Written instruction
Print every line below verbatim, omitting the pictures.

Source material
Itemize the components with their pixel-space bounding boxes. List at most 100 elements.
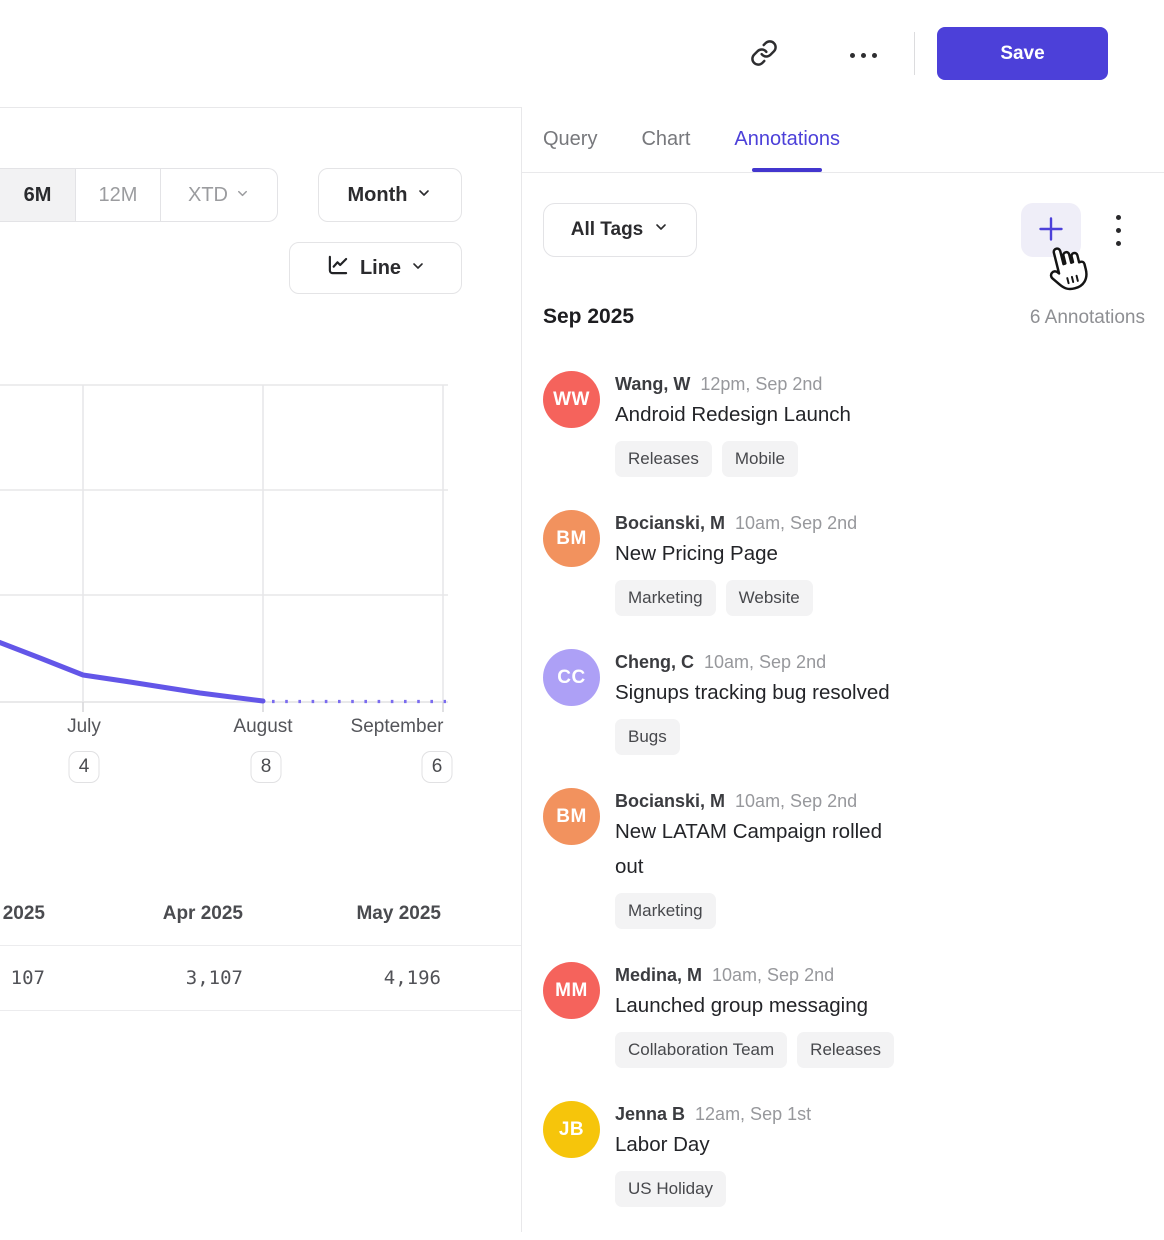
table-header-col1: 2025 — [2, 903, 45, 924]
tab-query[interactable]: Query — [543, 128, 598, 150]
summary-table-value-row: 107 3,107 4,196 — [0, 945, 521, 1011]
annotation-author: Bocianski, M — [615, 791, 726, 811]
annotation-title: New LATAM Campaign rolled out — [615, 820, 882, 878]
annotation-count-badge-september[interactable]: 6 — [421, 751, 453, 783]
chevron-down-icon — [416, 184, 432, 207]
tag-pill: Marketing — [615, 893, 716, 929]
all-tags-label: All Tags — [570, 219, 644, 240]
annotation-author: Cheng, C — [615, 652, 694, 672]
date-range-segmented-control: 6M 12M XTD — [0, 168, 278, 222]
avatar: BM — [543, 510, 600, 567]
line-chart-plot[interactable] — [0, 383, 470, 715]
all-tags-filter-dropdown[interactable]: All Tags — [543, 203, 697, 257]
avatar: BM — [543, 788, 600, 845]
tag-pill: Mobile — [721, 441, 798, 477]
annotation-timestamp: 12am, Sep 1st — [695, 1104, 812, 1124]
chevron-down-icon — [653, 219, 669, 241]
panel-options-button[interactable] — [1102, 203, 1134, 257]
tag-pill: US Holiday — [615, 1171, 727, 1207]
x-axis-label-september: September — [350, 716, 444, 737]
chevron-down-icon — [410, 257, 426, 280]
annotations-section-header: Sep 2025 6 Annotations — [543, 305, 1145, 329]
summary-table-header-row: 2025 Apr 2025 May 2025 — [0, 883, 521, 946]
annotations-count: 6 Annotations — [1029, 307, 1145, 328]
annotation-body: Bocianski, M 10am, Sep 2nd New LATAM Cam… — [615, 788, 911, 929]
annotation-timestamp: 10am, Sep 2nd — [712, 965, 835, 985]
table-header-col3: May 2025 — [356, 903, 441, 924]
annotations-list: WW Wang, W 12pm, Sep 2nd Android Redesig… — [543, 371, 1164, 1240]
annotation-meta: Wang, W 12pm, Sep 2nd — [615, 372, 851, 396]
annotation-list-item[interactable]: JB Jenna B 12am, Sep 1st Labor Day US Ho… — [543, 1101, 1164, 1207]
tag-pill: Collaboration Team — [615, 1032, 788, 1068]
annotation-body: Bocianski, M 10am, Sep 2nd New Pricing P… — [615, 510, 857, 616]
table-value-col1: 107 — [10, 966, 45, 989]
annotation-timestamp: 12pm, Sep 2nd — [700, 374, 823, 394]
table-value-col3: 4,196 — [383, 966, 441, 989]
annotation-body: Jenna B 12am, Sep 1st Labor Day US Holid… — [615, 1101, 811, 1207]
annotation-title: New Pricing Page — [615, 542, 778, 565]
link-icon — [750, 39, 778, 72]
chart-type-label: Line — [359, 256, 402, 279]
annotation-title: Launched group messaging — [615, 994, 869, 1017]
avatar: CC — [543, 649, 600, 706]
annotation-list-item[interactable]: CC Cheng, C 10am, Sep 2nd Signups tracki… — [543, 649, 1164, 755]
panel-tabs: Query Chart Annotations — [522, 107, 1164, 173]
annotation-list-item[interactable]: WW Wang, W 12pm, Sep 2nd Android Redesig… — [543, 371, 1164, 477]
annotation-count-badge-august[interactable]: 8 — [250, 751, 282, 783]
x-axis-label-august: August — [233, 716, 293, 737]
annotation-list-item[interactable]: MM Medina, M 10am, Sep 2nd Launched grou… — [543, 962, 1164, 1068]
annotation-author: Jenna B — [615, 1104, 686, 1124]
tab-annotations[interactable]: Annotations — [734, 107, 840, 172]
range-6m-button[interactable]: 6M — [0, 169, 75, 221]
add-annotation-button[interactable] — [1021, 203, 1081, 257]
annotation-tags: Marketing Website — [615, 580, 857, 616]
avatar: MM — [543, 962, 600, 1019]
annotation-body: Medina, M 10am, Sep 2nd Launched group m… — [615, 962, 895, 1068]
tag-pill: Marketing — [615, 580, 716, 616]
tab-chart[interactable]: Chart — [641, 128, 691, 150]
toolbar-divider — [914, 32, 915, 75]
annotations-panel: Query Chart Annotations All Tags Sep 202… — [521, 107, 1164, 1232]
annotation-count-badge-july[interactable]: 4 — [68, 751, 100, 783]
annotation-author: Medina, M — [615, 965, 703, 985]
top-bar: Save — [0, 0, 1164, 108]
range-12m-button[interactable]: 12M — [75, 169, 160, 221]
table-header-col2: Apr 2025 — [162, 903, 243, 924]
avatar: JB — [543, 1101, 600, 1158]
range-xtd-dropdown[interactable]: XTD — [160, 169, 277, 221]
x-axis-label-july: July — [67, 716, 101, 737]
copy-link-button[interactable] — [747, 38, 781, 72]
tag-pill: Website — [725, 580, 813, 616]
annotation-tags: US Holiday — [615, 1171, 811, 1207]
chart-pane: 6M 12M XTD Month Line — [0, 108, 521, 1232]
series-line-solid — [0, 639, 266, 704]
month-group-heading: Sep 2025 — [543, 305, 635, 328]
annotation-meta: Bocianski, M 10am, Sep 2nd — [615, 511, 857, 535]
annotation-tags: Marketing — [615, 893, 911, 929]
annotation-title: Android Redesign Launch — [615, 403, 851, 426]
annotation-list-item[interactable]: BM Bocianski, M 10am, Sep 2nd New Pricin… — [543, 510, 1164, 616]
annotation-meta: Bocianski, M 10am, Sep 2nd — [615, 789, 911, 813]
annotation-list-item[interactable]: BM Bocianski, M 10am, Sep 2nd New LATAM … — [543, 788, 1164, 929]
granularity-dropdown[interactable]: Month — [318, 168, 462, 222]
line-chart-icon — [325, 252, 351, 284]
more-options-button[interactable] — [843, 40, 883, 70]
annotation-timestamp: 10am, Sep 2nd — [704, 652, 827, 672]
annotation-meta: Jenna B 12am, Sep 1st — [615, 1102, 811, 1126]
ellipsis-icon — [849, 52, 877, 58]
table-value-col2: 3,107 — [185, 966, 243, 989]
tag-pill: Releases — [797, 1032, 895, 1068]
annotation-author: Bocianski, M — [615, 513, 726, 533]
annotation-meta: Medina, M 10am, Sep 2nd — [615, 963, 894, 987]
save-button[interactable]: Save — [937, 27, 1108, 80]
annotation-timestamp: 10am, Sep 2nd — [735, 513, 858, 533]
annotation-body: Wang, W 12pm, Sep 2nd Android Redesign L… — [615, 371, 851, 477]
avatar: WW — [543, 371, 600, 428]
annotation-tags: Releases Mobile — [615, 441, 851, 477]
chart-type-dropdown[interactable]: Line — [289, 242, 462, 294]
annotation-body: Cheng, C 10am, Sep 2nd Signups tracking … — [615, 649, 890, 755]
granularity-label: Month — [347, 183, 408, 206]
plus-icon — [1036, 214, 1066, 247]
range-xtd-label: XTD — [188, 183, 228, 206]
kebab-menu-icon — [1115, 214, 1121, 246]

Task answer
Itemize the components with their pixel-space bounding boxes. List at most 100 elements.
table-header-col1: 2025 — [2, 903, 45, 924]
tab-query[interactable]: Query — [543, 128, 598, 150]
summary-table-value-row: 107 3,107 4,196 — [0, 945, 521, 1011]
annotation-author: Bocianski, M — [615, 791, 726, 811]
annotation-title: New LATAM Campaign rolled out — [615, 820, 882, 878]
annotation-count-badge-september[interactable]: 6 — [421, 751, 453, 783]
chevron-down-icon — [416, 184, 432, 207]
tag-pill: Marketing — [615, 893, 716, 929]
all-tags-label: All Tags — [570, 219, 644, 240]
annotation-author: Cheng, C — [615, 652, 694, 672]
date-range-segmented-control: 6M 12M XTD — [0, 168, 278, 222]
avatar: BM — [543, 510, 600, 567]
line-chart-plot[interactable] — [0, 383, 470, 715]
all-tags-filter-dropdown[interactable]: All Tags — [543, 203, 697, 257]
avatar: BM — [543, 788, 600, 845]
tag-pill: Mobile — [721, 441, 798, 477]
annotation-timestamp: 12am, Sep 1st — [695, 1104, 812, 1124]
chevron-down-icon — [653, 219, 669, 241]
panel-options-button[interactable] — [1102, 203, 1134, 257]
tag-pill: US Holiday — [615, 1171, 727, 1207]
x-axis-label-september: September — [350, 716, 444, 737]
chevron-down-icon — [410, 257, 426, 280]
annotations-section-header: Sep 2025 6 Annotations — [543, 305, 1145, 329]
summary-table-header-row: 2025 Apr 2025 May 2025 — [0, 883, 521, 946]
annotations-count: 6 Annotations — [1029, 307, 1145, 328]
annotation-body: Bocianski, M 10am, Sep 2nd New LATAM Cam… — [615, 788, 911, 929]
annotation-timestamp: 10am, Sep 2nd — [712, 965, 835, 985]
table-header-col3: May 2025 — [356, 903, 441, 924]
annotations-list: WW Wang, W 12pm, Sep 2nd Android Redesig… — [543, 371, 1164, 1240]
annotation-meta: Wang, W 12pm, Sep 2nd — [615, 372, 851, 396]
annotation-list-item[interactable]: JB Jenna B 12am, Sep 1st Labor Day US Ho… — [543, 1101, 1164, 1207]
tag-pill: Collaboration Team — [615, 1032, 788, 1068]
annotation-body: Bocianski, M 10am, Sep 2nd New Pricing P… — [615, 510, 857, 616]
table-value-col1: 107 — [10, 966, 45, 989]
annotation-timestamp: 12pm, Sep 2nd — [700, 374, 823, 394]
table-value-col3: 4,196 — [383, 966, 441, 989]
annotation-body: Jenna B 12am, Sep 1st Labor Day US Holid… — [615, 1101, 811, 1207]
annotation-title: New Pricing Page — [615, 542, 778, 565]
link-icon — [750, 39, 778, 72]
chart-type-label: Line — [359, 256, 402, 279]
annotation-title: Launched group messaging — [615, 994, 869, 1017]
avatar: CC — [543, 649, 600, 706]
annotation-list-item[interactable]: CC Cheng, C 10am, Sep 2nd Signups tracki… — [543, 649, 1164, 755]
panel-tabs: Query Chart Annotations — [522, 107, 1164, 173]
annotation-list-item[interactable]: WW Wang, W 12pm, Sep 2nd Android Redesig… — [543, 371, 1164, 477]
annotation-count-badge-august[interactable]: 8 — [250, 751, 282, 783]
x-axis-label-august: August — [233, 716, 293, 737]
annotation-list-item[interactable]: MM Medina, M 10am, Sep 2nd Launched grou… — [543, 962, 1164, 1068]
annotation-author: Jenna B — [615, 1104, 686, 1124]
tab-annotations[interactable]: Annotations — [734, 107, 840, 172]
range-6m-button[interactable]: 6M — [0, 169, 75, 221]
add-annotation-button[interactable] — [1021, 203, 1081, 257]
annotation-tags: Marketing Website — [615, 580, 857, 616]
avatar: MM — [543, 962, 600, 1019]
annotation-body: Medina, M 10am, Sep 2nd Launched group m… — [615, 962, 895, 1068]
tag-pill: Marketing — [615, 580, 716, 616]
tab-chart[interactable]: Chart — [641, 128, 691, 150]
toolbar-divider — [914, 32, 915, 75]
annotations-panel: Query Chart Annotations All Tags Sep 202… — [521, 107, 1164, 1232]
annotation-count-badge-july[interactable]: 4 — [68, 751, 100, 783]
annotation-author: Medina, M — [615, 965, 703, 985]
top-bar: Save — [0, 0, 1164, 108]
range-12m-button[interactable]: 12M — [75, 169, 160, 221]
table-header-col2: Apr 2025 — [162, 903, 243, 924]
avatar: JB — [543, 1101, 600, 1158]
range-xtd-dropdown[interactable]: XTD — [160, 169, 277, 221]
x-axis-label-july: July — [67, 716, 101, 737]
copy-link-button[interactable] — [747, 38, 781, 72]
tag-pill: Website — [725, 580, 813, 616]
annotation-tags: US Holiday — [615, 1171, 811, 1207]
chart-pane: 6M 12M XTD Month Line — [0, 108, 521, 1232]
series-line-solid — [0, 639, 266, 704]
month-group-heading: Sep 2025 — [543, 305, 635, 328]
annotation-meta: Bocianski, M 10am, Sep 2nd — [615, 511, 857, 535]
annotation-tags: Marketing — [615, 893, 911, 929]
annotation-title: Android Redesign Launch — [615, 403, 851, 426]
annotation-list-item[interactable]: BM Bocianski, M 10am, Sep 2nd New Pricin… — [543, 510, 1164, 616]
annotation-meta: Bocianski, M 10am, Sep 2nd — [615, 789, 911, 813]
annotation-list-item[interactable]: BM Bocianski, M 10am, Sep 2nd New LATAM … — [543, 788, 1164, 929]
granularity-dropdown[interactable]: Month — [318, 168, 462, 222]
line-chart-icon — [325, 252, 351, 284]
more-options-button[interactable] — [843, 40, 883, 70]
annotation-timestamp: 10am, Sep 2nd — [704, 652, 827, 672]
annotation-meta: Jenna B 12am, Sep 1st — [615, 1102, 811, 1126]
ellipsis-icon — [849, 52, 877, 58]
table-value-col2: 3,107 — [185, 966, 243, 989]
tag-pill: Releases — [797, 1032, 895, 1068]
annotation-author: Bocianski, M — [615, 513, 726, 533]
annotation-meta: Medina, M 10am, Sep 2nd — [615, 963, 894, 987]
save-button[interactable]: Save — [937, 27, 1108, 80]
annotation-timestamp: 10am, Sep 2nd — [735, 513, 858, 533]
annotation-body: Wang, W 12pm, Sep 2nd Android Redesign L… — [615, 371, 851, 477]
avatar: WW — [543, 371, 600, 428]
annotation-tags: Releases Mobile — [615, 441, 851, 477]
chart-type-dropdown[interactable]: Line — [289, 242, 462, 294]
annotation-body: Cheng, C 10am, Sep 2nd Signups tracking … — [615, 649, 890, 755]
granularity-label: Month — [347, 183, 408, 206]
plus-icon — [1036, 214, 1066, 247]
range-xtd-label: XTD — [188, 183, 228, 206]
kebab-menu-icon — [1115, 214, 1121, 246]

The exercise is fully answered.